— start of Supplied entries —
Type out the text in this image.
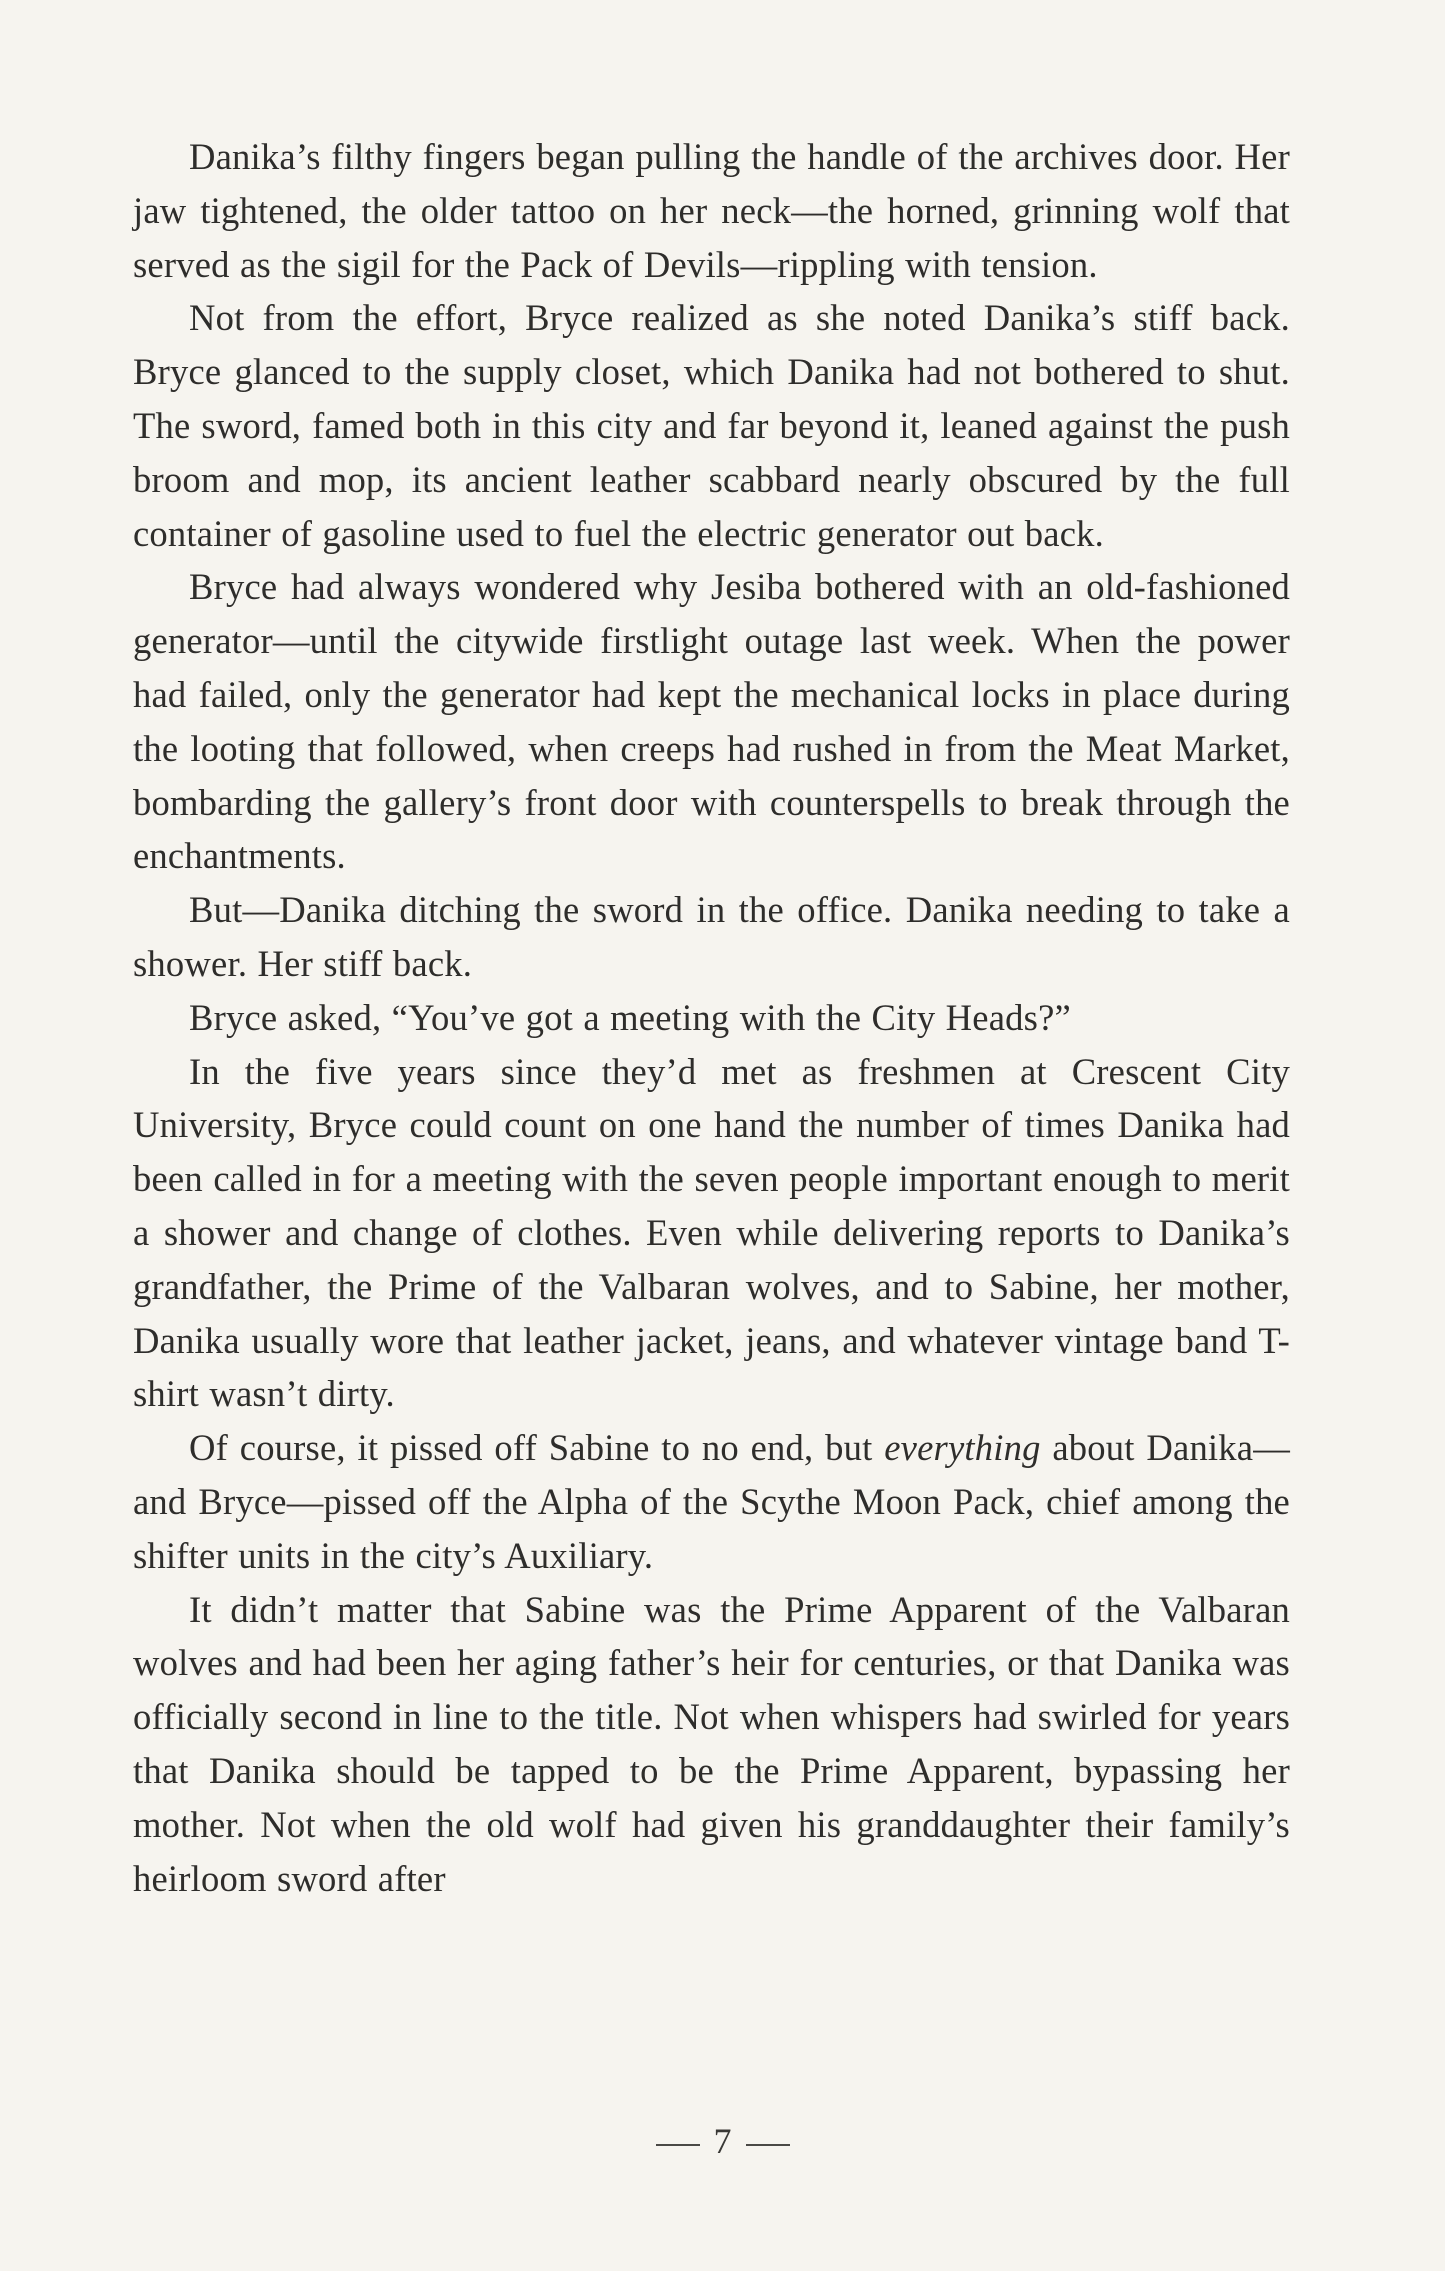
Danika’s filthy fingers began pulling the handle of the archives door. Her jaw tightened, the older tattoo on her neck—the horned, grinning wolf that served as the sigil for the Pack of Devils—rippling with tension.

Not from the effort, Bryce realized as she noted Danika’s stiff back. Bryce glanced to the supply closet, which Danika had not bothered to shut. The sword, famed both in this city and far beyond it, leaned against the push broom and mop, its ancient leather scabbard nearly obscured by the full container of gasoline used to fuel the electric generator out back.

Bryce had always wondered why Jesiba bothered with an old-fashioned generator—until the citywide firstlight outage last week. When the power had failed, only the generator had kept the mechanical locks in place during the looting that followed, when creeps had rushed in from the Meat Market, bombarding the gallery’s front door with counterspells to break through the enchantments.

But—Danika ditching the sword in the office. Danika needing to take a shower. Her stiff back.

Bryce asked, “You’ve got a meeting with the City Heads?”

In the five years since they’d met as freshmen at Crescent City University, Bryce could count on one hand the number of times Danika had been called in for a meeting with the seven people important enough to merit a shower and change of clothes. Even while delivering reports to Danika’s grandfather, the Prime of the Valbaran wolves, and to Sabine, her mother, Danika usually wore that leather jacket, jeans, and whatever vintage band T-shirt wasn’t dirty.

Of course, it pissed off Sabine to no end, but everything about Danika—and Bryce—pissed off the Alpha of the Scythe Moon Pack, chief among the shifter units in the city’s Auxiliary.

It didn’t matter that Sabine was the Prime Apparent of the Valbaran wolves and had been her aging father’s heir for centuries, or that Danika was officially second in line to the title. Not when whispers had swirled for years that Danika should be tapped to be the Prime Apparent, bypassing her mother. Not when the old wolf had given his granddaughter their family’s heirloom sword after

7
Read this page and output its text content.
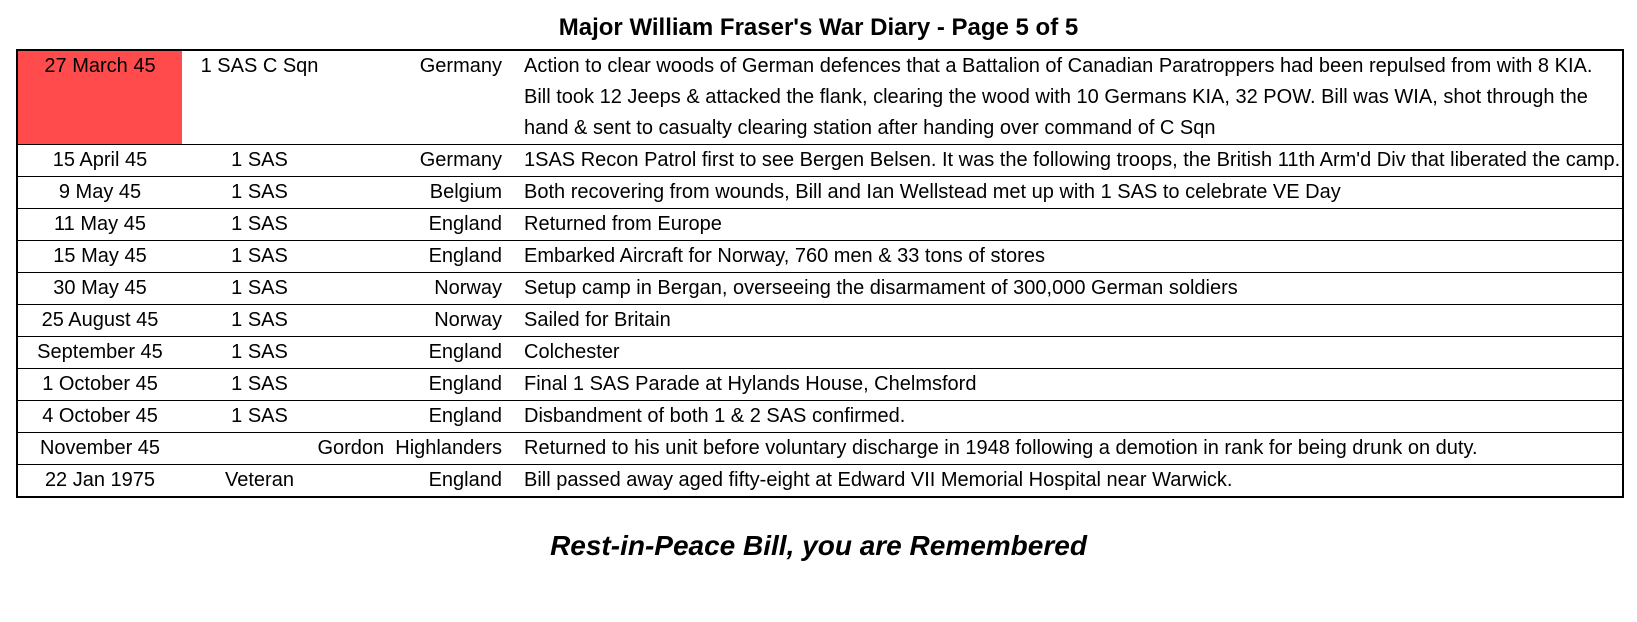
Major William Fraser's War Diary - Page 5 of 5
27 March 45	1 SAS C Sqn	Germany	Action to clear woods of German defences that a Battalion of Canadian Paratroppers had been repulsed from with 8 KIA. Bill took 12 Jeeps & attacked the flank, clearing the wood with 10 Germans KIA, 32 POW. Bill was WIA, shot through the hand & sent to casualty clearing station after handing over command of C Sqn
15 April 45	1 SAS	Germany	1SAS Recon Patrol first to see Bergen Belsen. It was the following troops, the British 11th Arm'd Div that liberated the camp.
9 May 45	1 SAS	Belgium	Both recovering from wounds, Bill and Ian Wellstead met up with 1 SAS to celebrate VE Day
11 May 45	1 SAS	England	Returned from Europe
15 May 45	1 SAS	England	Embarked Aircraft for Norway, 760 men & 33 tons of stores
30 May 45	1 SAS	Norway	Setup camp in Bergan, overseeing the disarmament of 300,000 German soldiers
25 August 45	1 SAS	Norway	Sailed for Britain
September 45	1 SAS	England	Colchester
1 October 45	1 SAS	England	Final 1 SAS Parade at Hylands House, Chelmsford
4 October 45	1 SAS	England	Disbandment of both 1 & 2 SAS confirmed.
November 45	Gordon  Highlanders		Returned to his unit before voluntary discharge in 1948 following a demotion in rank for being drunk on duty.
22 Jan 1975	Veteran	England	Bill passed away aged fifty-eight at Edward VII Memorial Hospital near Warwick.
Rest-in-Peace Bill, you are Remembered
— end of Supplied entries —
▶ What to work on: Output the entries above exactly. Drop the pictures.

▶ Answer below:
Type out the text in this image.
Danika’s filthy fingers began pulling the handle of the archives door. Her jaw tightened, the older tattoo on her neck—the horned, grinning wolf that served as the sigil for the Pack of Devils—rippling with tension.

Not from the effort, Bryce realized as she noted Danika’s stiff back. Bryce glanced to the supply closet, which Danika had not bothered to shut. The sword, famed both in this city and far beyond it, leaned against the push broom and mop, its ancient leather scabbard nearly obscured by the full container of gasoline used to fuel the electric generator out back.

Bryce had always wondered why Jesiba bothered with an old-fashioned generator—until the citywide firstlight outage last week. When the power had failed, only the generator had kept the mechanical locks in place during the looting that followed, when creeps had rushed in from the Meat Market, bombarding the gallery’s front door with counterspells to break through the enchantments.

But—Danika ditching the sword in the office. Danika needing to take a shower. Her stiff back.

Bryce asked, “You’ve got a meeting with the City Heads?”

In the five years since they’d met as freshmen at Crescent City University, Bryce could count on one hand the number of times Danika had been called in for a meeting with the seven people important enough to merit a shower and change of clothes. Even while delivering reports to Danika’s grandfather, the Prime of the Valbaran wolves, and to Sabine, her mother, Danika usually wore that leather jacket, jeans, and whatever vintage band T-shirt wasn’t dirty.

Of course, it pissed off Sabine to no end, but everything about Danika—and Bryce—pissed off the Alpha of the Scythe Moon Pack, chief among the shifter units in the city’s Auxiliary.

It didn’t matter that Sabine was the Prime Apparent of the Valbaran wolves and had been her aging father’s heir for centuries, or that Danika was officially second in line to the title. Not when whispers had swirled for years that Danika should be tapped to be the Prime Apparent, bypassing her mother. Not when the old wolf had given his granddaughter their family’s heirloom sword after

7
Read this page and output its text content.
Major William Fraser's War Diary - Page 5 of 5
27 March 45	1 SAS C Sqn	Germany	Action to clear woods of German defences that a Battalion of Canadian Paratroppers had been repulsed from with 8 KIA. Bill took 12 Jeeps & attacked the flank, clearing the wood with 10 Germans KIA, 32 POW. Bill was WIA, shot through the hand & sent to casualty clearing station after handing over command of C Sqn
15 April 45	1 SAS	Germany	1SAS Recon Patrol first to see Bergen Belsen. It was the following troops, the British 11th Arm'd Div that liberated the camp.
9 May 45	1 SAS	Belgium	Both recovering from wounds, Bill and Ian Wellstead met up with 1 SAS to celebrate VE Day
11 May 45	1 SAS	England	Returned from Europe
15 May 45	1 SAS	England	Embarked Aircraft for Norway, 760 men & 33 tons of stores
30 May 45	1 SAS	Norway	Setup camp in Bergan, overseeing the disarmament of 300,000 German soldiers
25 August 45	1 SAS	Norway	Sailed for Britain
September 45	1 SAS	England	Colchester
1 October 45	1 SAS	England	Final 1 SAS Parade at Hylands House, Chelmsford
4 October 45	1 SAS	England	Disbandment of both 1 & 2 SAS confirmed.
November 45	Gordon  Highlanders		Returned to his unit before voluntary discharge in 1948 following a demotion in rank for being drunk on duty.
22 Jan 1975	Veteran	England	Bill passed away aged fifty-eight at Edward VII Memorial Hospital near Warwick.
Rest-in-Peace Bill, you are Remembered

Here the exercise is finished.